Information given

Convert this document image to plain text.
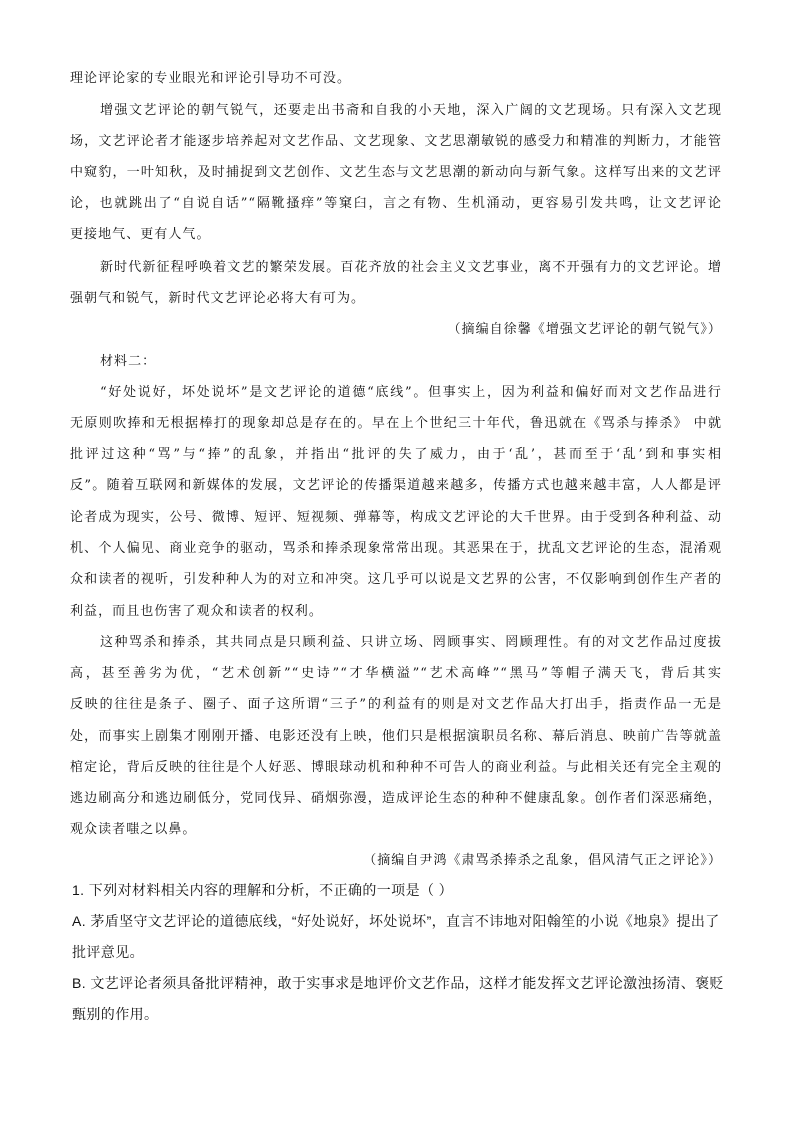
理论评论家的专业眼光和评论引导功不可没。
增强文艺评论的朝气锐气，还要走出书斋和自我的小天地，深入广阔的文艺现场。只有深入文艺现
场，文艺评论者才能逐步培养起对文艺作品、文艺现象、文艺思潮敏锐的感受力和精准的判断力，才能管
中窥豹，一叶知秋，及时捕捉到文艺创作、文艺生态与文艺思潮的新动向与新气象。这样写出来的文艺评
论，也就跳出了“自说自话”“隔靴搔痒”等窠臼，言之有物、生机涌动，更容易引发共鸣，让文艺评论
更接地气、更有人气。
新时代新征程呼唤着文艺的繁荣发展。百花齐放的社会主义文艺事业，离不开强有力的文艺评论。增
强朝气和锐气，新时代文艺评论必将大有可为。
（摘编自徐馨《增强文艺评论的朝气锐气》）
材料二：
“好处说好，坏处说坏”是文艺评论的道德“底线”。但事实上，因为利益和偏好而对文艺作品进行
无原则吹捧和无根据棒打的现象却总是存在的。早在上个世纪三十年代，鲁迅就在《骂杀与捧杀》 中就
批评过这种“骂”与“捧”的乱象，并指出“批评的失了威力，由于‘乱’，甚而至于‘乱’到和事实相
反”。随着互联网和新媒体的发展，文艺评论的传播渠道越来越多，传播方式也越来越丰富，人人都是评
论者成为现实，公号、微博、短评、短视频、弹幕等，构成文艺评论的大千世界。由于受到各种利益、动
机、个人偏见、商业竞争的驱动，骂杀和捧杀现象常常出现。其恶果在于，扰乱文艺评论的生态，混淆观
众和读者的视听，引发种种人为的对立和冲突。这几乎可以说是文艺界的公害，不仅影响到创作生产者的
利益，而且也伤害了观众和读者的权利。
这种骂杀和捧杀，其共同点是只顾利益、只讲立场、罔顾事实、罔顾理性。有的对文艺作品过度拔
高，甚至善劣为优，“艺术创新”“史诗”“才华横溢”“艺术高峰”“黑马”等帽子满天飞，背后其实
反映的往往是条子、圈子、面子这所谓“三子”的利益有的则是对文艺作品大打出手，指责作品一无是
处，而事实上剧集才刚刚开播、电影还没有上映，他们只是根据演职员名称、幕后消息、映前广告等就盖
棺定论，背后反映的往往是个人好恶、博眼球动机和种种不可告人的商业利益。与此相关还有完全主观的
逃边刷高分和逃边刷低分，党同伐异、硝烟弥漫，造成评论生态的种种不健康乱象。创作者们深恶痛绝，
观众读者嗤之以鼻。
（摘编自尹鸿《肃骂杀捧杀之乱象，倡风清气正之评论》）
1. 下列对材料相关内容的理解和分析，不正确的一项是（ ）
A. 茅盾坚守文艺评论的道德底线，“好处说好，坏处说坏”，直言不讳地对阳翰笙的小说《地泉》提出了
批评意见。
B. 文艺评论者须具备批评精神，敢于实事求是地评价文艺作品，这样才能发挥文艺评论激浊扬清、褒贬
甄别的作用。
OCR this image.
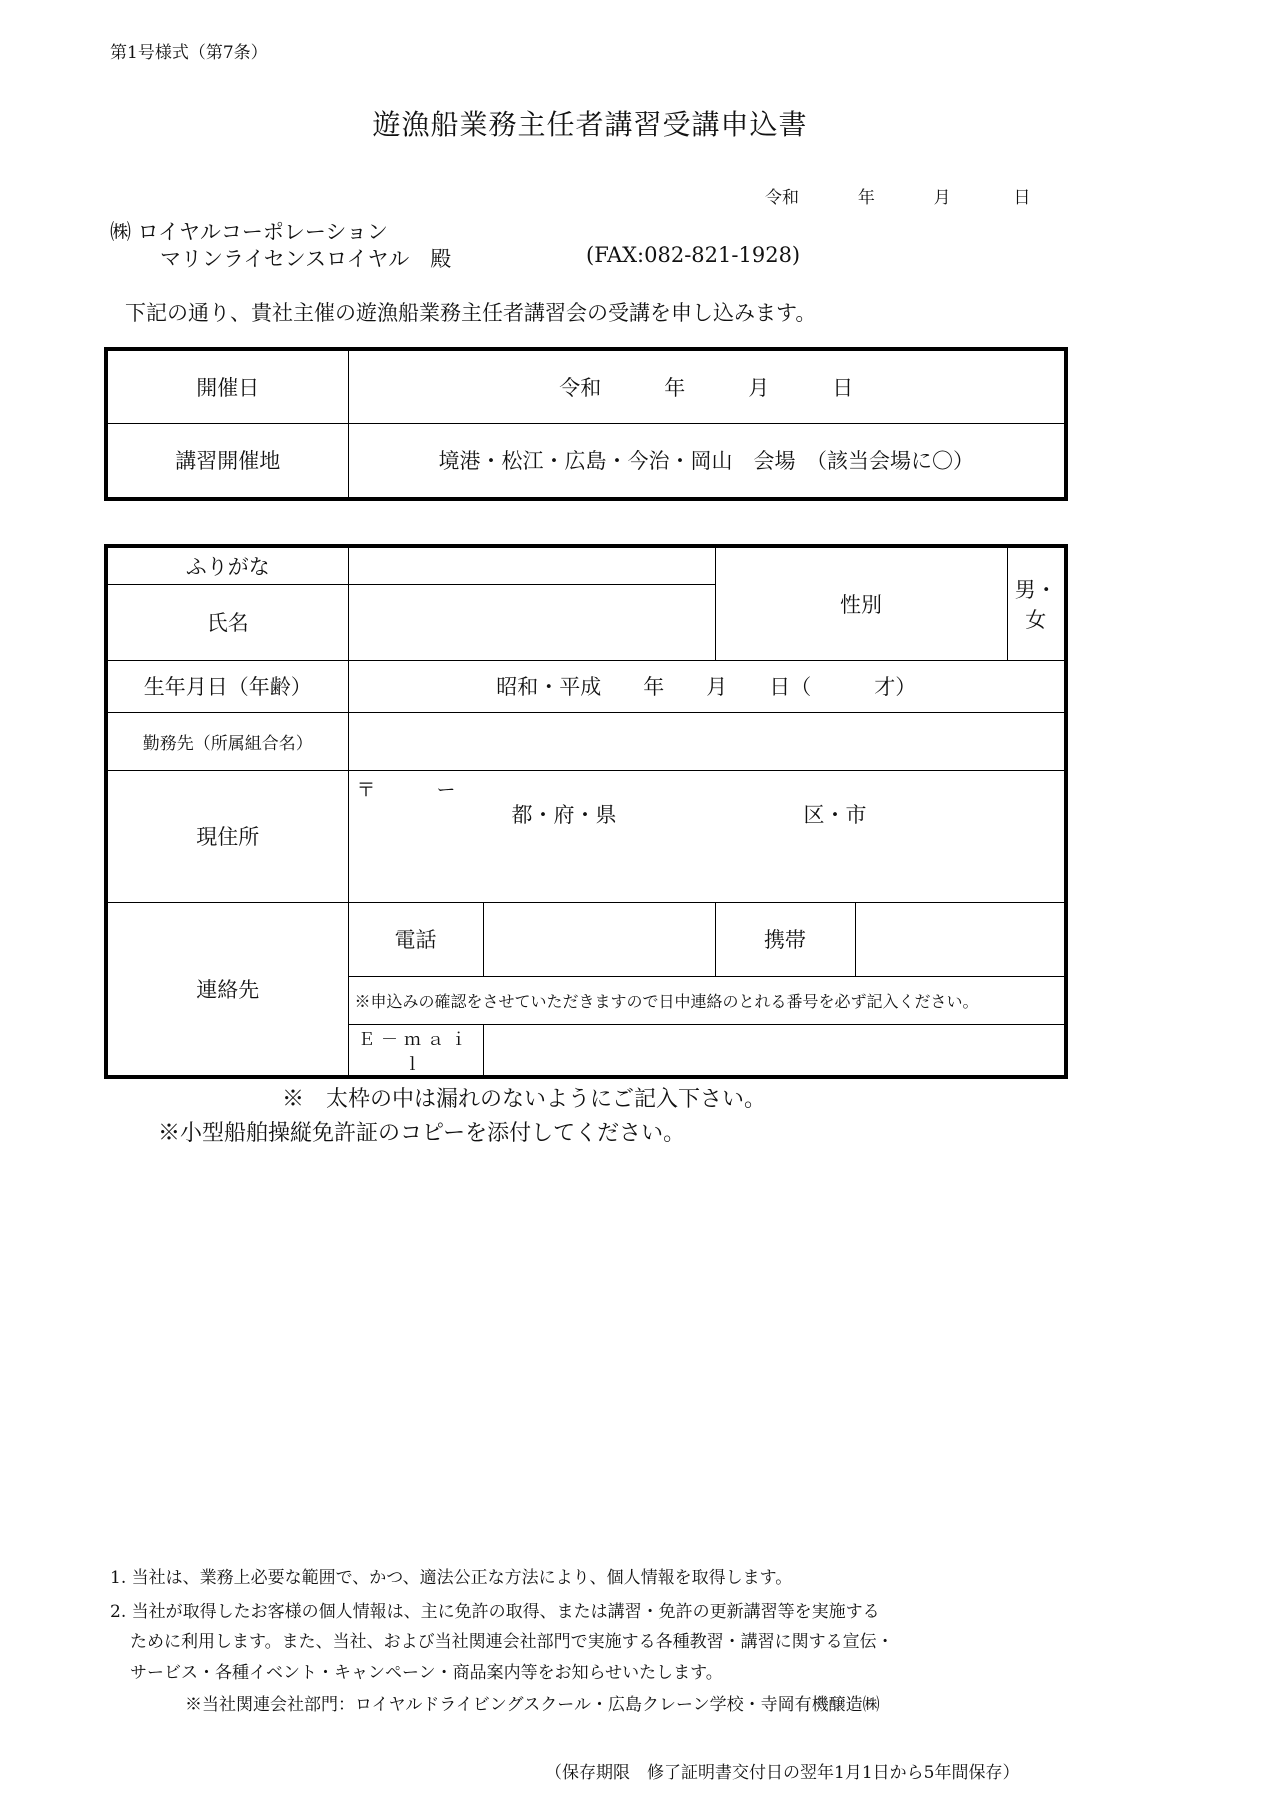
第1号様式（第7条）
遊漁船業務主任者講習受講申込書
令和	年	月	日
㈱ ロイヤルコーポレーション
マリンライセンスロイヤル　殿	(FAX:082-821-1928)
下記の通り、貴社主催の遊漁船業務主任者講習会の受講を申し込みます。
開催日	令和　　　年　　　月　　　日
講習開催地	境港・松江・広島・今治・岡山　会場　（該当会場に〇）
ふりがな			性別		男・女
氏名					
生年月日（年齢）	昭和・平成　　年　　月　　日（　　　才）				
勤務先（所属組合名）					
現住所	〒 ー
都・府・県 区・市				

連絡先	電話		携帯		
	※申込みの確認をさせていただきますので日中連絡のとれる番号を必ず記入ください。				
	Ｅ－ｍａｉｌ				
※　太枠の中は漏れのないようにご記入下さい。
※小型船舶操縦免許証のコピーを添付してください。
1. 当社は、業務上必要な範囲で、かつ、適法公正な方法により、個人情報を取得します。
2. 当社が取得したお客様の個人情報は、主に免許の取得、または講習・免許の更新講習等を実施する
ために利用します。また、当社、および当社関連会社部門で実施する各種教習・講習に関する宣伝・
サービス・各種イベント・キャンペーン・商品案内等をお知らせいたします。
※当社関連会社部門：ロイヤルドライビングスクール・広島クレーン学校・寺岡有機醸造㈱
（保存期限　修了証明書交付日の翌年1月1日から5年間保存）
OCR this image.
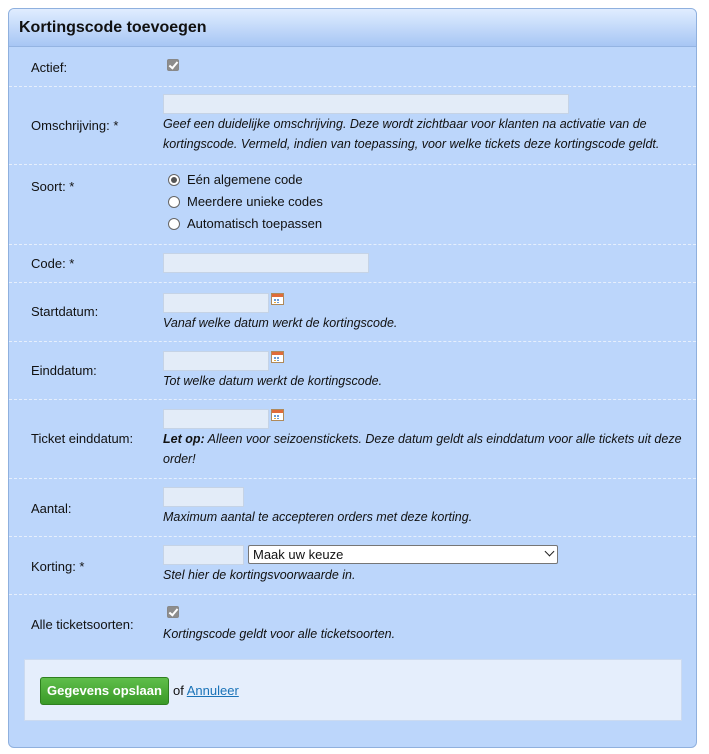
Kortingscode toevoegen
Actief:
Omschrijving: *	Geef een duidelijke omschrijving. Deze wordt zichtbaar voor klanten na activatie van de kortingscode. Vermeld, indien van toepassing, voor welke tickets deze kortingscode geldt.
Soort: *	Eén algemene code
Meerdere unieke codes
Automatisch toepassen
Code: *
Startdatum:
Vanaf welke datum werkt de kortingscode.
Einddatum:
Tot welke datum werkt de kortingscode.
Ticket einddatum: Let op: Alleen voor seizoenstickets. Deze datum geldt als einddatum voor alle tickets uit deze order!
Aantal:
Maximum aantal te accepteren orders met deze korting.
Korting: *
Maak uw keuze
Stel hier de kortingsvoorwaarde in.
Alle ticketsoorten:
Kortingscode geldt voor alle ticketsoorten.
Gegevens opslaan of Annuleer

Your task
Copy out all the data without changing anything, and drop the pictures.

Worked solution
Convert this document image to plain text.
理论评论家的专业眼光和评论引导功不可没。
增强文艺评论的朝气锐气，还要走出书斋和自我的小天地，深入广阔的文艺现场。只有深入文艺现
场，文艺评论者才能逐步培养起对文艺作品、文艺现象、文艺思潮敏锐的感受力和精准的判断力，才能管
中窥豹，一叶知秋，及时捕捉到文艺创作、文艺生态与文艺思潮的新动向与新气象。这样写出来的文艺评
论，也就跳出了“自说自话”“隔靴搔痒”等窠臼，言之有物、生机涌动，更容易引发共鸣，让文艺评论
更接地气、更有人气。
新时代新征程呼唤着文艺的繁荣发展。百花齐放的社会主义文艺事业，离不开强有力的文艺评论。增
强朝气和锐气，新时代文艺评论必将大有可为。
（摘编自徐馨《增强文艺评论的朝气锐气》）
材料二：
“好处说好，坏处说坏”是文艺评论的道德“底线”。但事实上，因为利益和偏好而对文艺作品进行
无原则吹捧和无根据棒打的现象却总是存在的。早在上个世纪三十年代，鲁迅就在《骂杀与捧杀》 中就
批评过这种“骂”与“捧”的乱象，并指出“批评的失了威力，由于‘乱’，甚而至于‘乱’到和事实相
反”。随着互联网和新媒体的发展，文艺评论的传播渠道越来越多，传播方式也越来越丰富，人人都是评
论者成为现实，公号、微博、短评、短视频、弹幕等，构成文艺评论的大千世界。由于受到各种利益、动
机、个人偏见、商业竞争的驱动，骂杀和捧杀现象常常出现。其恶果在于，扰乱文艺评论的生态，混淆观
众和读者的视听，引发种种人为的对立和冲突。这几乎可以说是文艺界的公害，不仅影响到创作生产者的
利益，而且也伤害了观众和读者的权利。
这种骂杀和捧杀，其共同点是只顾利益、只讲立场、罔顾事实、罔顾理性。有的对文艺作品过度拔
高，甚至善劣为优，“艺术创新”“史诗”“才华横溢”“艺术高峰”“黑马”等帽子满天飞，背后其实
反映的往往是条子、圈子、面子这所谓“三子”的利益有的则是对文艺作品大打出手，指责作品一无是
处，而事实上剧集才刚刚开播、电影还没有上映，他们只是根据演职员名称、幕后消息、映前广告等就盖
棺定论，背后反映的往往是个人好恶、博眼球动机和种种不可告人的商业利益。与此相关还有完全主观的
逃边刷高分和逃边刷低分，党同伐异、硝烟弥漫，造成评论生态的种种不健康乱象。创作者们深恶痛绝，
观众读者嗤之以鼻。
（摘编自尹鸿《肃骂杀捧杀之乱象，倡风清气正之评论》）
1. 下列对材料相关内容的理解和分析，不正确的一项是（ ）
A. 茅盾坚守文艺评论的道德底线，“好处说好，坏处说坏”，直言不讳地对阳翰笙的小说《地泉》提出了
批评意见。
B. 文艺评论者须具备批评精神，敢于实事求是地评价文艺作品，这样才能发挥文艺评论激浊扬清、褒贬
甄别的作用。
OCR this image.
第1号様式（第7条）
遊漁船業務主任者講習受講申込書
令和	年	月	日
㈱ ロイヤルコーポレーション
マリンライセンスロイヤル　殿	(FAX:082-821-1928)
下記の通り、貴社主催の遊漁船業務主任者講習会の受講を申し込みます。
開催日	令和　　　年　　　月　　　日
講習開催地	境港・松江・広島・今治・岡山　会場　（該当会場に〇）
ふりがな			性別		男・女
氏名					
生年月日（年齢）	昭和・平成　　年　　月　　日（　　　才）				
勤務先（所属組合名）					
現住所	〒 ー
都・府・県 区・市				

連絡先	電話		携帯		
	※申込みの確認をさせていただきますので日中連絡のとれる番号を必ず記入ください。				
	Ｅ－ｍａｉｌ				
※　太枠の中は漏れのないようにご記入下さい。
※小型船舶操縦免許証のコピーを添付してください。
1. 当社は、業務上必要な範囲で、かつ、適法公正な方法により、個人情報を取得します。
2. 当社が取得したお客様の個人情報は、主に免許の取得、または講習・免許の更新講習等を実施する
ために利用します。また、当社、および当社関連会社部門で実施する各種教習・講習に関する宣伝・
サービス・各種イベント・キャンペーン・商品案内等をお知らせいたします。
※当社関連会社部門：ロイヤルドライビングスクール・広島クレーン学校・寺岡有機醸造㈱
（保存期限　修了証明書交付日の翌年1月1日から5年間保存）
OCR this image.
Kortingscode toevoegen
Actief:
Omschrijving: *	Geef een duidelijke omschrijving. Deze wordt zichtbaar voor klanten na activatie van de kortingscode. Vermeld, indien van toepassing, voor welke tickets deze kortingscode geldt.
Soort: *	Eén algemene code
Meerdere unieke codes
Automatisch toepassen
Code: *
Startdatum:
Vanaf welke datum werkt de kortingscode.
Einddatum:
Tot welke datum werkt de kortingscode.
Ticket einddatum: Let op: Alleen voor seizoenstickets. Deze datum geldt als einddatum voor alle tickets uit deze order!
Aantal:
Maximum aantal te accepteren orders met deze korting.
Korting: *
Maak uw keuze
Stel hier de kortingsvoorwaarde in.
Alle ticketsoorten:
Kortingscode geldt voor alle ticketsoorten.
Gegevens opslaan of Annuleer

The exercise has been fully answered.